» TASK DESCRIPTION
Using the data beneath, show every line that includes the word "grid".

» WORKING DATA
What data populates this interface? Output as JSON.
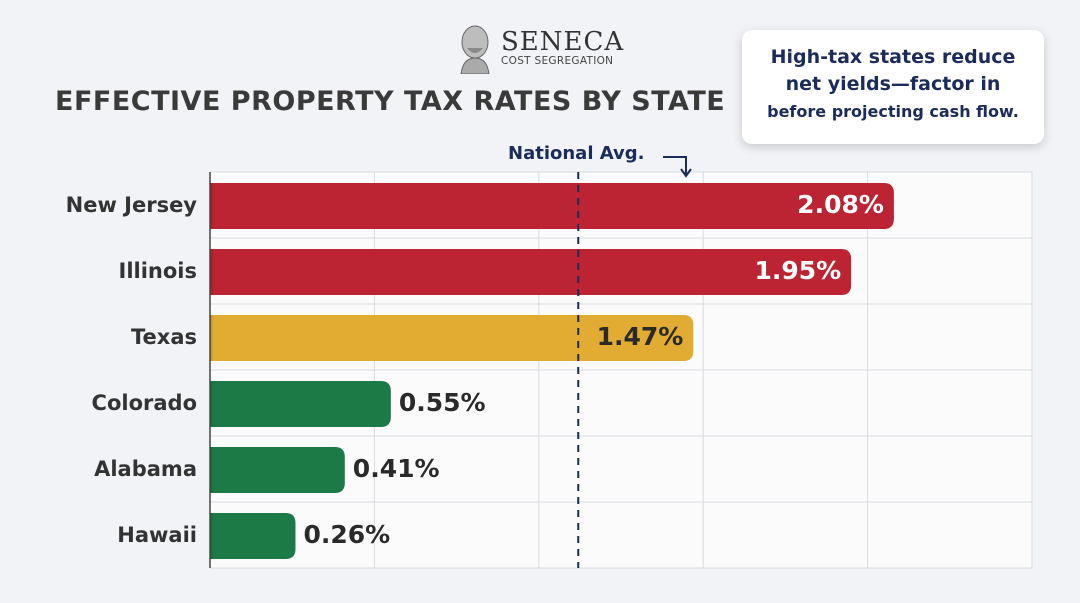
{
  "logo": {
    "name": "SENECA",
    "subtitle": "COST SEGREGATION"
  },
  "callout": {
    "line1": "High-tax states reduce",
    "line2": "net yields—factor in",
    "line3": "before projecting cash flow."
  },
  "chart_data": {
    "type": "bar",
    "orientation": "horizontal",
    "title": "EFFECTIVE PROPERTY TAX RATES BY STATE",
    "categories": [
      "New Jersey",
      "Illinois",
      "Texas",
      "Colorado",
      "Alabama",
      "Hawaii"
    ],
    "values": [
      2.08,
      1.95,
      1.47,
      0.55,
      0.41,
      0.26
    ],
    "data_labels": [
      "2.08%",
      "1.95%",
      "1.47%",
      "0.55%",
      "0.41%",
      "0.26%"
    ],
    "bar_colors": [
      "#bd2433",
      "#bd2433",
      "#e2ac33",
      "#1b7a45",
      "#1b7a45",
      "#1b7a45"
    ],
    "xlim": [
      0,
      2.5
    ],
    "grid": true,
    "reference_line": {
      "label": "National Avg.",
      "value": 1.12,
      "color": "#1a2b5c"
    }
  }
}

...

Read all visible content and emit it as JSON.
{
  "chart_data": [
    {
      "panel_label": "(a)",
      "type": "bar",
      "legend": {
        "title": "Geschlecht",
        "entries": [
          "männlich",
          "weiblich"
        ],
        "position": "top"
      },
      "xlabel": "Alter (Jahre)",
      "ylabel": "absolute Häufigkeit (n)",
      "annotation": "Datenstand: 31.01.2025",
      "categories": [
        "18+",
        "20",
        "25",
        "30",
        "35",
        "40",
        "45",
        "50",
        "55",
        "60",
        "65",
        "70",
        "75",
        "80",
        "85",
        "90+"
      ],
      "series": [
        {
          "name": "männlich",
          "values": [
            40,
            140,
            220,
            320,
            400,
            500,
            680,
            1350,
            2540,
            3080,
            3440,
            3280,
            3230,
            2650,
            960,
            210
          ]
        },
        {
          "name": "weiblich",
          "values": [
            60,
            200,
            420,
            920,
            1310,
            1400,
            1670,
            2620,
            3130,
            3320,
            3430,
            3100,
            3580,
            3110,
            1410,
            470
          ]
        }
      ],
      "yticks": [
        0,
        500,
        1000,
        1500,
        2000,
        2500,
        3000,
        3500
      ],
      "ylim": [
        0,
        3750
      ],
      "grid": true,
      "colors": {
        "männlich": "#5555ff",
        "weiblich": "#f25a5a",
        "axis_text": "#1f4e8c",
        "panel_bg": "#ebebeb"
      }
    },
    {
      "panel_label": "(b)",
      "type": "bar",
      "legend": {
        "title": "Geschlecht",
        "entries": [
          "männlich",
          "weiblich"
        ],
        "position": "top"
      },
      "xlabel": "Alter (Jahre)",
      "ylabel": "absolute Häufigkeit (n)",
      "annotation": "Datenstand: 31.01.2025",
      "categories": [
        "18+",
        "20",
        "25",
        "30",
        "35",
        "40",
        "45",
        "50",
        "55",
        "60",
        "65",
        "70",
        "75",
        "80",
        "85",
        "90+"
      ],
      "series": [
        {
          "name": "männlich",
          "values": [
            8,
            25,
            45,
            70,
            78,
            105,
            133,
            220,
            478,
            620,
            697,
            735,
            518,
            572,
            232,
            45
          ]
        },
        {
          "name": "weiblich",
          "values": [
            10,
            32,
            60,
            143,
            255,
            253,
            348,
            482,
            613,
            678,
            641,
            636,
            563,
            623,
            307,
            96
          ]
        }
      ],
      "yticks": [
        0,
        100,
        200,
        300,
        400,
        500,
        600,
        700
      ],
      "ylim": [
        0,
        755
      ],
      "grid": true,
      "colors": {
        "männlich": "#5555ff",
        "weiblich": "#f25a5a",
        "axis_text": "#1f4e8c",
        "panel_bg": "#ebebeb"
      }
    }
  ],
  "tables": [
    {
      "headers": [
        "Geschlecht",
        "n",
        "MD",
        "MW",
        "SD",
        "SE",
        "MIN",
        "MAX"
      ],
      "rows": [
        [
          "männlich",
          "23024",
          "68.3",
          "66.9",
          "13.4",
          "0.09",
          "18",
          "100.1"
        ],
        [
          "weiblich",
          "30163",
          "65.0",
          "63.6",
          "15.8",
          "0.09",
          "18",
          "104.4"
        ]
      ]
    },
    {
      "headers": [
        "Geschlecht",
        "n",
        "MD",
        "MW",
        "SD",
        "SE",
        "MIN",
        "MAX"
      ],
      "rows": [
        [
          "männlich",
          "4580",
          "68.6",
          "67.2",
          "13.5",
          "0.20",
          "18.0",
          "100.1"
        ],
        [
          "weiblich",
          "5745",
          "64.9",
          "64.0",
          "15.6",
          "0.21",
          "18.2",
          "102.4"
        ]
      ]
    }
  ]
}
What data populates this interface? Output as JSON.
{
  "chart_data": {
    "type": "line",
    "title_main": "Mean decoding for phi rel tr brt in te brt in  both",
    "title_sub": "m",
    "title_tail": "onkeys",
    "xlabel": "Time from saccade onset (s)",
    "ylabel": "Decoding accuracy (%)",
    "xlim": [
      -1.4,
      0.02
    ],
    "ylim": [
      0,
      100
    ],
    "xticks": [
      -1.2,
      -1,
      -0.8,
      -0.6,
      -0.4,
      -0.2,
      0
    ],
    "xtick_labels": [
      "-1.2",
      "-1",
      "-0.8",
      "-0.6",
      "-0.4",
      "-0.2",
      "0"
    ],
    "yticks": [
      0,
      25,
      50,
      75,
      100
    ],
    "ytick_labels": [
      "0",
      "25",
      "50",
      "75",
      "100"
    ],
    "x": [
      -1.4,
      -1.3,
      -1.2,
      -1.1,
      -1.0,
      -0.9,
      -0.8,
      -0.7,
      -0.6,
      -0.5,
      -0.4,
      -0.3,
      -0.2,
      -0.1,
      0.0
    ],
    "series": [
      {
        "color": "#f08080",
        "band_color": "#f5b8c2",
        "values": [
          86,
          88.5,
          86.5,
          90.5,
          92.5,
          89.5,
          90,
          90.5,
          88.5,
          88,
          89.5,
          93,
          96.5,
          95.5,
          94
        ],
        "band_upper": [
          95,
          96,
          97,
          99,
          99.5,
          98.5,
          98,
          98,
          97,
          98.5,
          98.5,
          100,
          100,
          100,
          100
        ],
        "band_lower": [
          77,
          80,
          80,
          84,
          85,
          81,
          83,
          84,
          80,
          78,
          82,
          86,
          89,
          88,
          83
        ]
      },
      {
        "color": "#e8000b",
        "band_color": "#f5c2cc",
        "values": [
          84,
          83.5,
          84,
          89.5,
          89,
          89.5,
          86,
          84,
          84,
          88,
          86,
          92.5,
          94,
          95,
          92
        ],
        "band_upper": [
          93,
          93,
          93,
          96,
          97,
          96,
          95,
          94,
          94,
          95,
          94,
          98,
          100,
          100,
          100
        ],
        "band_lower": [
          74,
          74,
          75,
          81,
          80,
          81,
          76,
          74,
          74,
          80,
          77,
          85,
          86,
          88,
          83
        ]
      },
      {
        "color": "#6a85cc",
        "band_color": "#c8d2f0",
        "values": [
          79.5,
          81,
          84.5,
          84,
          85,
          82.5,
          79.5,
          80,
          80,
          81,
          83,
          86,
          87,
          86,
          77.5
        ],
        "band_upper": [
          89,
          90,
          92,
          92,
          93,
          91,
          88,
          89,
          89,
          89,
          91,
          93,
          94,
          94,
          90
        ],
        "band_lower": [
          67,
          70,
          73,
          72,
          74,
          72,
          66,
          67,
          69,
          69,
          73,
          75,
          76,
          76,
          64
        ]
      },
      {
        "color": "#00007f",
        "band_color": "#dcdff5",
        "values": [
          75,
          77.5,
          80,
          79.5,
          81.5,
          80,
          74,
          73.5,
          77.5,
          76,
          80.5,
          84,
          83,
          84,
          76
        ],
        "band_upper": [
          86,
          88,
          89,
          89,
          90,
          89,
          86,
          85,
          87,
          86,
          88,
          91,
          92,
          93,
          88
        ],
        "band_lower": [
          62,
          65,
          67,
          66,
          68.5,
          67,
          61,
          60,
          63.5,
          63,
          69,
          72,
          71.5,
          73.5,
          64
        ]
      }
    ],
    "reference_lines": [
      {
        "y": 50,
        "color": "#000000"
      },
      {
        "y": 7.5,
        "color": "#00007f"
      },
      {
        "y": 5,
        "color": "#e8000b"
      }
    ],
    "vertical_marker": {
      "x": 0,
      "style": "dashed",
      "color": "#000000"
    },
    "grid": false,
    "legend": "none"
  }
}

» WRITTEN RESPONSE
    "grid": true,
      "grid": true,
      "grid": true,
    "grid": false,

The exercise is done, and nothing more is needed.